Copy each line that contains the word "Registry".

**** Material for this task ****

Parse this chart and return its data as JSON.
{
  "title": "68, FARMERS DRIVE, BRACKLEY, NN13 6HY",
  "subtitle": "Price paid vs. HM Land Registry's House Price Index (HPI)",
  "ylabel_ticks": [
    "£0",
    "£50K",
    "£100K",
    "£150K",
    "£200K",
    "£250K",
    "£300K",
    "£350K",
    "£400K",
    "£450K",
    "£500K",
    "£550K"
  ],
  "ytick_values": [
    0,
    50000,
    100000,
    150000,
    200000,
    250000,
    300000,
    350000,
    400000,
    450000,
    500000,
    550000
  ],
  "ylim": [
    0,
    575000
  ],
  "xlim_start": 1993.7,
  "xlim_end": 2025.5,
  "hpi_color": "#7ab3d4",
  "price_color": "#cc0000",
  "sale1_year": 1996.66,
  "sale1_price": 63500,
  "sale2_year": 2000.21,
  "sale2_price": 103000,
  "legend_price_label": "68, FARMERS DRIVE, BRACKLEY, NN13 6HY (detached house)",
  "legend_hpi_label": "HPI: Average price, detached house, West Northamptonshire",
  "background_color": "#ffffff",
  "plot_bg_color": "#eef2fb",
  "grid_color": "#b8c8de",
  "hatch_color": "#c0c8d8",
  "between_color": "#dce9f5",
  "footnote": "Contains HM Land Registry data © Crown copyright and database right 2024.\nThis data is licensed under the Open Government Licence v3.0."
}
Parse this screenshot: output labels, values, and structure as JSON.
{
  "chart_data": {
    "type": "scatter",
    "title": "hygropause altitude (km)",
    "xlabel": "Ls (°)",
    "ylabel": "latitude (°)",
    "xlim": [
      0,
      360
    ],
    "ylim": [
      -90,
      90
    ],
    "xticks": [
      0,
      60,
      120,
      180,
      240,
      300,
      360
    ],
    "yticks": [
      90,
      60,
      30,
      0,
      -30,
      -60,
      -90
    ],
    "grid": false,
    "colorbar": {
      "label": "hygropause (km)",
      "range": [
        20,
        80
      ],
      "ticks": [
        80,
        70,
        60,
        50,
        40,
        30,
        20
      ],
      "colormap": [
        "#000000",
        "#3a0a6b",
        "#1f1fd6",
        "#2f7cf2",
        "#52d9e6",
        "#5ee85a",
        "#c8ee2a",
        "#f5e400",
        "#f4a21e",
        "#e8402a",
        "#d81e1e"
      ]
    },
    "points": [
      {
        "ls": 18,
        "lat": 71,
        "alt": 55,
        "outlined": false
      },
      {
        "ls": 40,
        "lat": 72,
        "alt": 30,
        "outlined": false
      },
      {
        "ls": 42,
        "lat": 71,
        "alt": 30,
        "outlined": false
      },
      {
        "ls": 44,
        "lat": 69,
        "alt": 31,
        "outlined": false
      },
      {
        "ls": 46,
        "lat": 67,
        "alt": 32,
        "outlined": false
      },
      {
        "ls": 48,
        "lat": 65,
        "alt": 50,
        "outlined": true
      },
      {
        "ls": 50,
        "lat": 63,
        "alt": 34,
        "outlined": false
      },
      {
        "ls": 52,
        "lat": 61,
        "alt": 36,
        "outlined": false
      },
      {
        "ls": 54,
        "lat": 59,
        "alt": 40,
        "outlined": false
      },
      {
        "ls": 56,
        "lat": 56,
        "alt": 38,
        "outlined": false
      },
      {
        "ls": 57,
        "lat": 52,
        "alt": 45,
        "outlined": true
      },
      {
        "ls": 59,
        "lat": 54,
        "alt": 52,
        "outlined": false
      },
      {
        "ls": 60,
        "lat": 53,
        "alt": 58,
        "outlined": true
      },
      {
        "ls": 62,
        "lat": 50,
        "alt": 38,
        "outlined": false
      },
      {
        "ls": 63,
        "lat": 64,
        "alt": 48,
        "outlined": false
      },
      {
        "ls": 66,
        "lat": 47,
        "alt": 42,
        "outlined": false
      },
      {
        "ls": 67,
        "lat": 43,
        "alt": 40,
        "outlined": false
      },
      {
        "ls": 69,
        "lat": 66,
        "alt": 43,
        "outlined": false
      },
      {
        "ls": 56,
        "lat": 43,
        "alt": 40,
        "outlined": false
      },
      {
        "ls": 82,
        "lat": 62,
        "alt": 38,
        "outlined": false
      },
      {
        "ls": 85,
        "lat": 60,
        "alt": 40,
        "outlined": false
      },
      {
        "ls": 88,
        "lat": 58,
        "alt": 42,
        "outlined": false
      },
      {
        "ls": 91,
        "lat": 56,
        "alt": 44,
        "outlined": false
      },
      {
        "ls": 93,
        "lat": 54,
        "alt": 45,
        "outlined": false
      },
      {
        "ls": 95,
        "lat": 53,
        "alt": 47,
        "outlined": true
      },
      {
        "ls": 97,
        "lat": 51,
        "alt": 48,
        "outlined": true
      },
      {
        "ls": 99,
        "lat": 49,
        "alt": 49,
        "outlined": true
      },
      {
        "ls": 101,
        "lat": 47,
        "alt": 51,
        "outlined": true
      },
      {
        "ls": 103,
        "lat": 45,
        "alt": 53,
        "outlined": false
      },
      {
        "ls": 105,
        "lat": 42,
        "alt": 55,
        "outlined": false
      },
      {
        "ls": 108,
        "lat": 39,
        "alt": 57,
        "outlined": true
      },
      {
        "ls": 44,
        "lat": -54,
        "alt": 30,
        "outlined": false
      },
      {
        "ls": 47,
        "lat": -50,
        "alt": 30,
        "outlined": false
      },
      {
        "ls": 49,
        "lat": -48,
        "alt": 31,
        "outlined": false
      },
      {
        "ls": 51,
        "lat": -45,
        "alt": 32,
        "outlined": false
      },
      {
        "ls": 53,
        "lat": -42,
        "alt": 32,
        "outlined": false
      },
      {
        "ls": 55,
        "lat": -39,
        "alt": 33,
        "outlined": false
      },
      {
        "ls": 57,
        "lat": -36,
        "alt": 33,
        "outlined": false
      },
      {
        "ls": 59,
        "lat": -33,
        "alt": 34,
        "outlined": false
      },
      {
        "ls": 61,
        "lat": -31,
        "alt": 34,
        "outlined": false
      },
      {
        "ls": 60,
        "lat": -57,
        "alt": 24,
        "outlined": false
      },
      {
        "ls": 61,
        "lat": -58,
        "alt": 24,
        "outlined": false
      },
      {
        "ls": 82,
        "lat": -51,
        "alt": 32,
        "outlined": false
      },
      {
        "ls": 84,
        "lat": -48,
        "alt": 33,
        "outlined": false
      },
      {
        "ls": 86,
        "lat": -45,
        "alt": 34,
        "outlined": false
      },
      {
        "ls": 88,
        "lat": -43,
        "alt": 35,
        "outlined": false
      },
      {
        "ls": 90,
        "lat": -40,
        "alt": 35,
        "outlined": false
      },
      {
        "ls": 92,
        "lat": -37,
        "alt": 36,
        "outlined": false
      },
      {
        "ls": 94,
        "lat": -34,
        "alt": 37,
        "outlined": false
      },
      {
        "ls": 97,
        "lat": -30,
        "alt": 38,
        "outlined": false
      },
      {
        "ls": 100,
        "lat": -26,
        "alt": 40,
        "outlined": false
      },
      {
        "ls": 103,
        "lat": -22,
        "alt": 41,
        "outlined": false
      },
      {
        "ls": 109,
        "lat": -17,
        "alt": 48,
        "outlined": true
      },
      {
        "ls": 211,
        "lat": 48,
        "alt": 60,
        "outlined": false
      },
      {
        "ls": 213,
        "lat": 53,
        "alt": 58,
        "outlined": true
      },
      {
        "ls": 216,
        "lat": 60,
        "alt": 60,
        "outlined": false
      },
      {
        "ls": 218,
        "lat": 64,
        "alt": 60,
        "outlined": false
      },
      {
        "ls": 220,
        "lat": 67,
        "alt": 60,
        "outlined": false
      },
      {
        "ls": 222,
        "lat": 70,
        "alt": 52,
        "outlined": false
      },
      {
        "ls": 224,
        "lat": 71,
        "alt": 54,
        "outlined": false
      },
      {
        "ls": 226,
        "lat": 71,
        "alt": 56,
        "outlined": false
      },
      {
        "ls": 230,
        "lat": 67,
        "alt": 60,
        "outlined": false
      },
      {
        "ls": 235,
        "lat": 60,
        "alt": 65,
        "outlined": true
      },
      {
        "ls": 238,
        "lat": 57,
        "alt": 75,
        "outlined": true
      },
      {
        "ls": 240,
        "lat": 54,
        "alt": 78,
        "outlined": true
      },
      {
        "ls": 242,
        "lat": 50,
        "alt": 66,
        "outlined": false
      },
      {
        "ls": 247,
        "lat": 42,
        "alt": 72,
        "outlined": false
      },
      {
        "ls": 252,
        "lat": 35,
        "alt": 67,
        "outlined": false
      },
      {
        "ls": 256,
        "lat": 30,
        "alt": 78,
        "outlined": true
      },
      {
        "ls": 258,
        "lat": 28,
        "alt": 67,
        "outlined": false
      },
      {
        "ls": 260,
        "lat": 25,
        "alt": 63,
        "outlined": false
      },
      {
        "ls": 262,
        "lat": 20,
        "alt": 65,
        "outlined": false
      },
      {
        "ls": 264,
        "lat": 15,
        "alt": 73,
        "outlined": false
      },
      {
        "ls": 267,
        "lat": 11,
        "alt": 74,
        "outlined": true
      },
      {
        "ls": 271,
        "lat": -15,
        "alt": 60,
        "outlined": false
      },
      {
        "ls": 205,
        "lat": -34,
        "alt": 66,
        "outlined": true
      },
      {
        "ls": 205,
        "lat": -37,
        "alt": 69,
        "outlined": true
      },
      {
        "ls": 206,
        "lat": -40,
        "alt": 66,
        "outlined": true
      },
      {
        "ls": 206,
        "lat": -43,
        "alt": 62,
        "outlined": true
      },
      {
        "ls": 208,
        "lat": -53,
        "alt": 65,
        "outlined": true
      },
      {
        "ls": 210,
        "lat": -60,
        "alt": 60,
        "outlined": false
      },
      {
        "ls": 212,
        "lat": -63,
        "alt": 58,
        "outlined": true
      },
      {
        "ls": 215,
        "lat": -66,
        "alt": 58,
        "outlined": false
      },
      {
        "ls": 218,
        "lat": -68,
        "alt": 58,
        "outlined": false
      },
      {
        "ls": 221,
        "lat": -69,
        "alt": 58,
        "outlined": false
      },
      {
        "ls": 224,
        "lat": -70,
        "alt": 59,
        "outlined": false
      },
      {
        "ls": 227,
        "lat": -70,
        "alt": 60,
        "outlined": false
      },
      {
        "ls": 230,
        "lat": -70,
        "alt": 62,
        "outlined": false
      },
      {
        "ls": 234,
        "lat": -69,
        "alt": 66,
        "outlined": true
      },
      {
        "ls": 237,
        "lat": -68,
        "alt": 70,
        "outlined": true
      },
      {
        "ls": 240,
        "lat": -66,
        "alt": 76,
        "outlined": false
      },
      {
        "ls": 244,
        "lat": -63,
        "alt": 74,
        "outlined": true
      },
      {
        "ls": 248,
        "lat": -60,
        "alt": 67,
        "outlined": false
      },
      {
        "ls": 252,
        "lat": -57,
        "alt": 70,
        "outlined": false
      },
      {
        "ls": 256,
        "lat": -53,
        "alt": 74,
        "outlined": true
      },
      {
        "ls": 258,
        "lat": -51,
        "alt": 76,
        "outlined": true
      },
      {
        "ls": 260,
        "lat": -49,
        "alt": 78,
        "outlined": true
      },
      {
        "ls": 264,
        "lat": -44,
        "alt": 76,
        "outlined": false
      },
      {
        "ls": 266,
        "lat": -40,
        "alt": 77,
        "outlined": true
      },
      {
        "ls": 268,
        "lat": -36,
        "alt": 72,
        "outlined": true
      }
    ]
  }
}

****

> _Exercise solution_
  "subtitle": "Price paid vs. HM Land Registry's House Price Index (HPI)",
  "footnote": "Contains HM Land Registry data © Crown copyright and database right 2024.\nThis data is licensed under the Open Government Licence v3.0."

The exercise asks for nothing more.